## What you have to do
Each record is to be transcribed exactly.

### Dataset entries

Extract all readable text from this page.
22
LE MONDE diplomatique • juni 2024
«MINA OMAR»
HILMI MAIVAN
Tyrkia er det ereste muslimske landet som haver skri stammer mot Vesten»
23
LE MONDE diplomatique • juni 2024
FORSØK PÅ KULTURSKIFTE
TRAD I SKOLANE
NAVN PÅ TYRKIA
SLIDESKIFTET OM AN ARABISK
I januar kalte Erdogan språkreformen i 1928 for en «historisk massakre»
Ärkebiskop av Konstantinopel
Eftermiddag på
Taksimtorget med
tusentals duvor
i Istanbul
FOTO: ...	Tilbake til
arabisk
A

######

## Solved exercise
Extract all readable text from this page.
22
LE MONDE diplomatique • juni 2024
«MINA OMAR»
HILMI MAIVAN
Tyrkia er det ereste muslimske landet som haver skri stammer mot Vesten»
23
LE MONDE diplomatique • juni 2024
FORSØK PÅ KULTURSKIFTE
TRAD I SKOLANE
NAVN PÅ TYRKIA
SLIDESKIFTET OM AN ARABISK
I januar kalte Erdogan språkreformen i 1928 for en «historisk massakre»
Ärkebiskop av Konstantinopel
Eftermiddag på
Taksimtorget med
tusentals duvor
i Istanbul
FOTO: ...	Tilbake til
arabisk
A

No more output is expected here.